### Task inputs
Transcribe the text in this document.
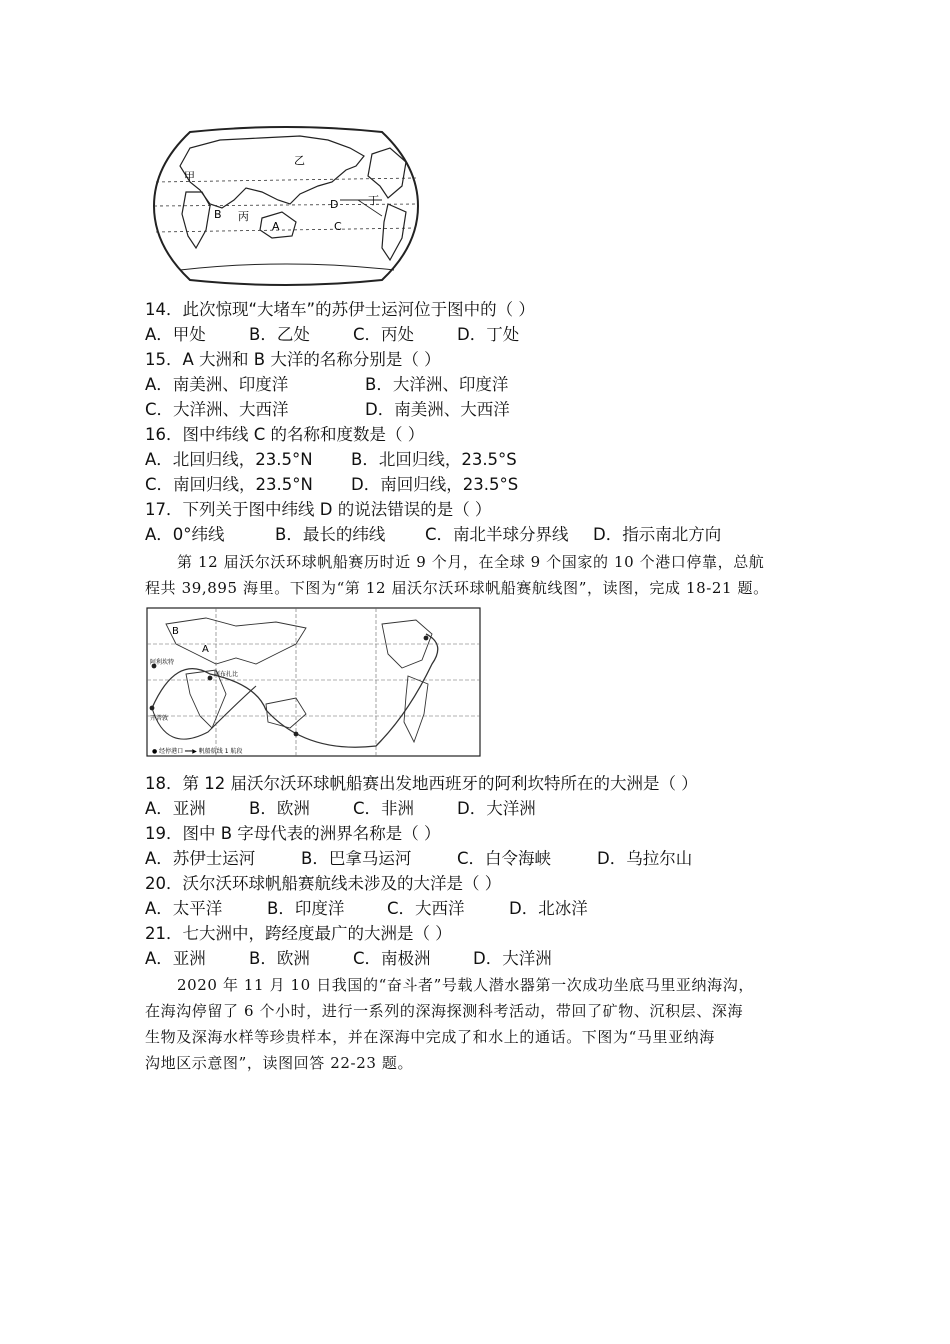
甲
乙
丙
丁
A
B
C
D
14．此次惊现“大堵车”的苏伊士运河位于图中的（ ）
A．甲处	B．乙处	C．丙处	D．丁处
15．A 大洲和 B 大洋的名称分别是（ ）
A．南美洲、印度洋	B．大洋洲、印度洋
C．大洋洲、大西洋	D．南美洲、大西洋
16．图中纬线 C 的名称和度数是（ ）
A．北回归线，23.5°N B．北回归线，23.5°S
C．南回归线，23.5°N D．南回归线，23.5°S
17．下列关于图中纬线 D 的说法错误的是（ ）
A．0°纬线	B．最长的纬线 C．南北半球分界线 D．指示南北方向

第 12 届沃尔沃环球帆船赛历时近 9 个月，在全球 9 个国家的 10 个港口停靠，总航

程共 39,895 海里。下图为“第 12 届沃尔沃环球帆船赛航线图”，读图，完成 18-21 题。

A
B
阿利坎特
开普敦
阿布扎比
● 经停港口 ━━▶ 帆船航线 1 航段
18．第 12 届沃尔沃环球帆船赛出发地西班牙的阿利坎特所在的大洲是（ ）
A．亚洲	B．欧洲	C．非洲	D．大洋洲
19．图中 B 字母代表的洲界名称是（ ）
A．苏伊士运河	B．巴拿马运河	C．白令海峡	D．乌拉尔山
20．沃尔沃环球帆船赛航线未涉及的大洋是（ ）
A．太平洋	B．印度洋	C．大西洋	D．北冰洋
21．七大洲中，跨经度最广的大洲是（ ）
A．亚洲	B．欧洲	C．南极洲	D．大洋洲

2020 年 11 月 10 日我国的“奋斗者”号载人潜水器第一次成功坐底马里亚纳海沟，

在海沟停留了 6 个小时，进行一系列的深海探测科考活动，带回了矿物、沉积层、深海

生物及深海水样等珍贵样本，并在深海中完成了和水上的通话。下图为“马里亚纳海

沟地区示意图”，读图回答 22-23 题。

### Requirement
Leave out the pictures, and give all the records again exactly.

### Output
Transcribe the text in this document.
甲
乙
丙
丁
A
B
C
D
14．此次惊现“大堵车”的苏伊士运河位于图中的（ ）
A．甲处	B．乙处	C．丙处	D．丁处
15．A 大洲和 B 大洋的名称分别是（ ）
A．南美洲、印度洋	B．大洋洲、印度洋
C．大洋洲、大西洋	D．南美洲、大西洋
16．图中纬线 C 的名称和度数是（ ）
A．北回归线，23.5°N B．北回归线，23.5°S
C．南回归线，23.5°N D．南回归线，23.5°S
17．下列关于图中纬线 D 的说法错误的是（ ）
A．0°纬线	B．最长的纬线 C．南北半球分界线 D．指示南北方向

第 12 届沃尔沃环球帆船赛历时近 9 个月，在全球 9 个国家的 10 个港口停靠，总航

程共 39,895 海里。下图为“第 12 届沃尔沃环球帆船赛航线图”，读图，完成 18-21 题。

A
B
阿利坎特
开普敦
阿布扎比
● 经停港口 ━━▶ 帆船航线 1 航段
18．第 12 届沃尔沃环球帆船赛出发地西班牙的阿利坎特所在的大洲是（ ）
A．亚洲	B．欧洲	C．非洲	D．大洋洲
19．图中 B 字母代表的洲界名称是（ ）
A．苏伊士运河	B．巴拿马运河	C．白令海峡	D．乌拉尔山
20．沃尔沃环球帆船赛航线未涉及的大洋是（ ）
A．太平洋	B．印度洋	C．大西洋	D．北冰洋
21．七大洲中，跨经度最广的大洲是（ ）
A．亚洲	B．欧洲	C．南极洲	D．大洋洲

2020 年 11 月 10 日我国的“奋斗者”号载人潜水器第一次成功坐底马里亚纳海沟，

在海沟停留了 6 个小时，进行一系列的深海探测科考活动，带回了矿物、沉积层、深海

生物及深海水样等珍贵样本，并在深海中完成了和水上的通话。下图为“马里亚纳海

沟地区示意图”，读图回答 22-23 题。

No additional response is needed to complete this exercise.